→ Challenge
In the records below, find each line with the word "title" and copy it.

Records about charts and figures
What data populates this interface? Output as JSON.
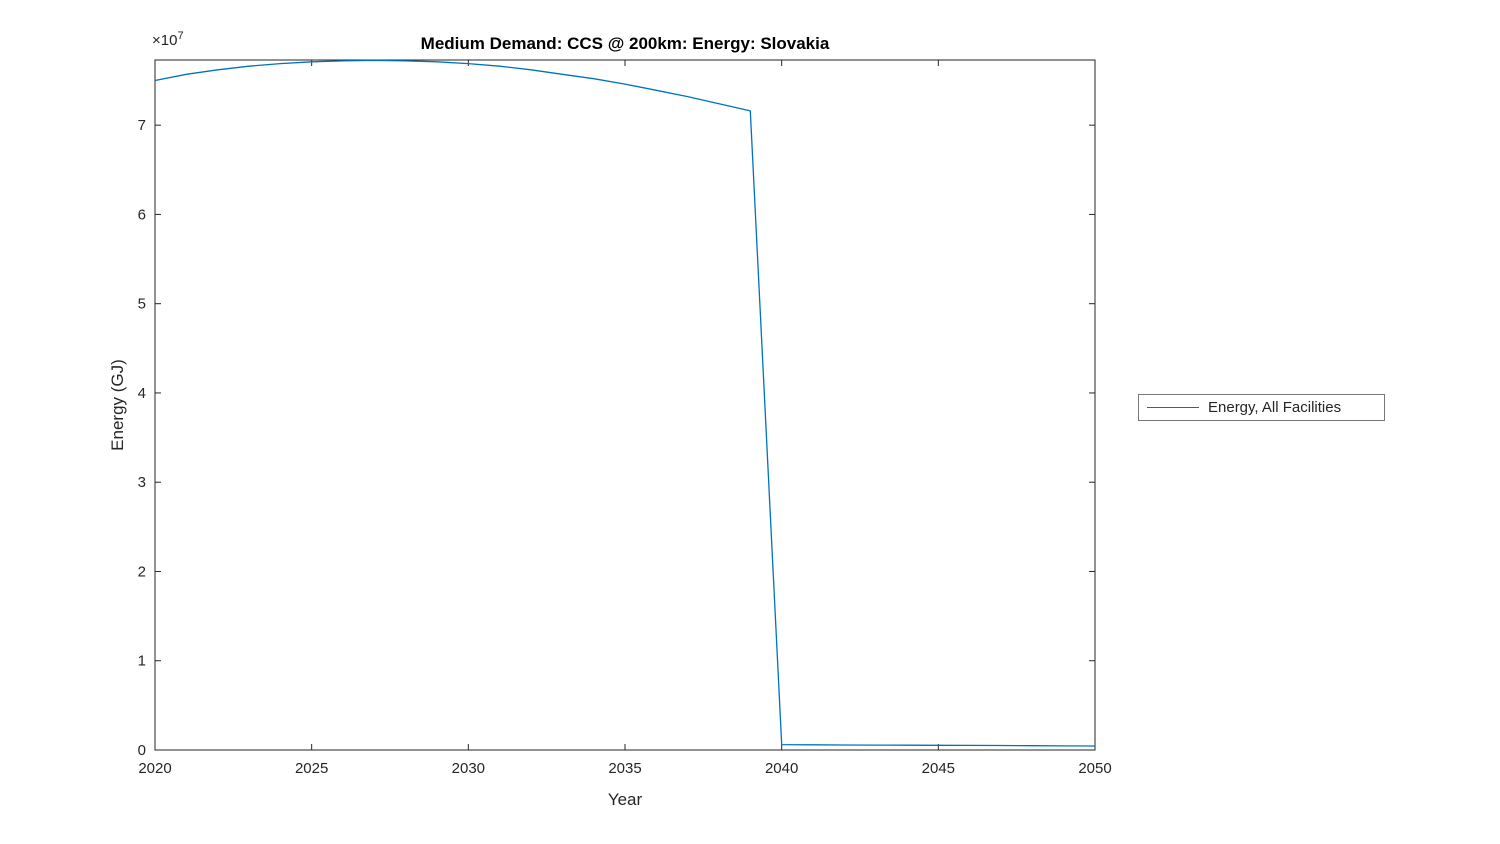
{
  "chart_data": {
    "type": "line",
    "title": "Medium Demand: CCS @ 200km: Energy: Slovakia",
    "xlabel": "Year",
    "ylabel": "Energy (GJ)",
    "multiplier": {
      "base": "×10",
      "exp": "7"
    },
    "legend": [
      {
        "label": "Energy, All Facilities"
      }
    ],
    "legend_position": "right-outside",
    "grid": false,
    "box": true,
    "xlim": [
      2020,
      2050
    ],
    "ylim": [
      0,
      77300000
    ],
    "xticks": [
      2020,
      2025,
      2030,
      2035,
      2040,
      2045,
      2050
    ],
    "xtick_labels": [
      "2020",
      "2025",
      "2030",
      "2035",
      "2040",
      "2045",
      "2050"
    ],
    "yticks": [
      0,
      10000000,
      20000000,
      30000000,
      40000000,
      50000000,
      60000000,
      70000000
    ],
    "ytick_labels": [
      "0",
      "1",
      "2",
      "3",
      "4",
      "5",
      "6",
      "7"
    ],
    "x": [
      2020,
      2021,
      2022,
      2023,
      2024,
      2025,
      2026,
      2027,
      2028,
      2029,
      2030,
      2031,
      2032,
      2033,
      2034,
      2035,
      2036,
      2037,
      2038,
      2039,
      2040,
      2041,
      2042,
      2043,
      2044,
      2045,
      2046,
      2047,
      2048,
      2049,
      2050
    ],
    "y": [
      75000000,
      75700000,
      76200000,
      76600000,
      76900000,
      77100000,
      77200000,
      77250000,
      77200000,
      77100000,
      76900000,
      76600000,
      76200000,
      75700000,
      75200000,
      74600000,
      73900000,
      73200000,
      72400000,
      71600000,
      600000,
      580000,
      560000,
      550000,
      540000,
      530000,
      510000,
      500000,
      480000,
      460000,
      450000
    ],
    "series_name": "Energy, All Facilities",
    "colors": {
      "line": "#0072BD",
      "axis": "#262626",
      "text": "#262626",
      "title": "#000000"
    }
  }
}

→ Answer to this problem
    "title": "Medium Demand: CCS @ 200km: Energy: Slovakia",
      "title": "#000000"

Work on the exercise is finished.